SUPPLIED MATERIAL:
####################

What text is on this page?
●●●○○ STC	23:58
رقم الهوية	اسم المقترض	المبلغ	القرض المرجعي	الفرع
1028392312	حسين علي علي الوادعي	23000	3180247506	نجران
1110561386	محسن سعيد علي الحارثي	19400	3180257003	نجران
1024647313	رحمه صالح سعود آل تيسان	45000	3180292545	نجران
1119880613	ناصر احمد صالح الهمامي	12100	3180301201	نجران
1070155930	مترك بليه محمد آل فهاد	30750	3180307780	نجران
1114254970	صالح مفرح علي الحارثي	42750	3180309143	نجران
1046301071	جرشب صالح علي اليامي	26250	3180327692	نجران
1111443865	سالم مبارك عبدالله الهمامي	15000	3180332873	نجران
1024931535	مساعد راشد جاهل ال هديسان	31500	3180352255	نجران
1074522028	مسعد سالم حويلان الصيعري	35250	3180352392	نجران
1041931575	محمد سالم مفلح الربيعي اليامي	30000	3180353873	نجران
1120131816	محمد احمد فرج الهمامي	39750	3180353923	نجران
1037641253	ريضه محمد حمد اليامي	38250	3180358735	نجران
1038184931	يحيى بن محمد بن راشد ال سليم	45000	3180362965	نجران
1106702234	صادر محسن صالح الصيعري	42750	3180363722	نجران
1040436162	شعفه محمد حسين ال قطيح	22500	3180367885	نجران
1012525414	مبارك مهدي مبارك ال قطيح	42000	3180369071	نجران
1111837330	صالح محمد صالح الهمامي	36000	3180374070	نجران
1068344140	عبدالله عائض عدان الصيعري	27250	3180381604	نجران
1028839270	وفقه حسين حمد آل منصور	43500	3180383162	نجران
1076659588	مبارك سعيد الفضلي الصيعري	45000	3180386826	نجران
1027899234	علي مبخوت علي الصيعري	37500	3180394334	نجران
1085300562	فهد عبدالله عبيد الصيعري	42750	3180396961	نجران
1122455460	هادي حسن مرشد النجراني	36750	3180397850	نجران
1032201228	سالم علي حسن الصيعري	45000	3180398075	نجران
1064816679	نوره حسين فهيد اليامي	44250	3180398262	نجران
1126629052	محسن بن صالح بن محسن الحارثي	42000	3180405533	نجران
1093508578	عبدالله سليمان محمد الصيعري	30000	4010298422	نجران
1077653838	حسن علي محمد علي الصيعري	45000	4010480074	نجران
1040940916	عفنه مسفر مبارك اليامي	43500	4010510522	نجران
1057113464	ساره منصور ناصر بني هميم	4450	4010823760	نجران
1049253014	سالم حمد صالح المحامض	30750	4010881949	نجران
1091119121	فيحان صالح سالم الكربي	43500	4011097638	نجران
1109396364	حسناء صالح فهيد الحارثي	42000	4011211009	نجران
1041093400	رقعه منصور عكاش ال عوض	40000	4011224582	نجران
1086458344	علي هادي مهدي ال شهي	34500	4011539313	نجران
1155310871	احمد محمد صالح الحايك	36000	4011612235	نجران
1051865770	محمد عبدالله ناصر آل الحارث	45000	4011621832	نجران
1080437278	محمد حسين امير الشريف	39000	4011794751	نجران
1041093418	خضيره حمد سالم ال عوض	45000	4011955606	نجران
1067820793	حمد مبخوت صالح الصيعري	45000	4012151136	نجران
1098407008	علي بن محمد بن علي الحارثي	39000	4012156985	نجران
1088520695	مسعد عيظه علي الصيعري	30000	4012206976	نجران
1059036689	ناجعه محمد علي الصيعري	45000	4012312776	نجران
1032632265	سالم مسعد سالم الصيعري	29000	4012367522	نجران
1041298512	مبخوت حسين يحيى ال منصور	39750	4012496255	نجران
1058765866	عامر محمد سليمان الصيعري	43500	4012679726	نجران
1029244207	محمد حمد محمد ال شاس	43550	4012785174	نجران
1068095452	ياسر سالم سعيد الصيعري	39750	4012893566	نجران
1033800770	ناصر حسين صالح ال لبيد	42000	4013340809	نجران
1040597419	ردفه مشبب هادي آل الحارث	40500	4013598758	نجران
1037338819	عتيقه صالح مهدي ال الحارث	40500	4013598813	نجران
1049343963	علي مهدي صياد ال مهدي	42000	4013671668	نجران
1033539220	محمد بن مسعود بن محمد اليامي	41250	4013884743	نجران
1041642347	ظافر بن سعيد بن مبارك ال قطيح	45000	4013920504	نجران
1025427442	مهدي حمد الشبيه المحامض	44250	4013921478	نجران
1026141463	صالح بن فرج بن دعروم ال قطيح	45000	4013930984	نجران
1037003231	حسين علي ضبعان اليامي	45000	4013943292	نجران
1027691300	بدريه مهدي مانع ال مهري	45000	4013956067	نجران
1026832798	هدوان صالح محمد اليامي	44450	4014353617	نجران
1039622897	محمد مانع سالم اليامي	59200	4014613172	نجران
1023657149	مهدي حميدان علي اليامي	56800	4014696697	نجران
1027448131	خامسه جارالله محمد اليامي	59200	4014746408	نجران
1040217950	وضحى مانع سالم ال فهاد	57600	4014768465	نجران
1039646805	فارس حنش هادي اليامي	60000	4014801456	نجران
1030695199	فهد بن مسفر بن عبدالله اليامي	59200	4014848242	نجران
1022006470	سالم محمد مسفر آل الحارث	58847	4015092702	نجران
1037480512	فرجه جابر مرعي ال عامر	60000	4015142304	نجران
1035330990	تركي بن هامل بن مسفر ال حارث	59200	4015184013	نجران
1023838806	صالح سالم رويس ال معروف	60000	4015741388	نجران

####################

EXERCISE TASK:
Filter out every line that lacks the word "فهاد", and copy the rest.

RESULT FOR THIS TASK:
1070155930	مترك بليه محمد آل فهاد	30750	3180307780	نجران
1040217950	وضحى مانع سالم ال فهاد	57600	4014768465	نجران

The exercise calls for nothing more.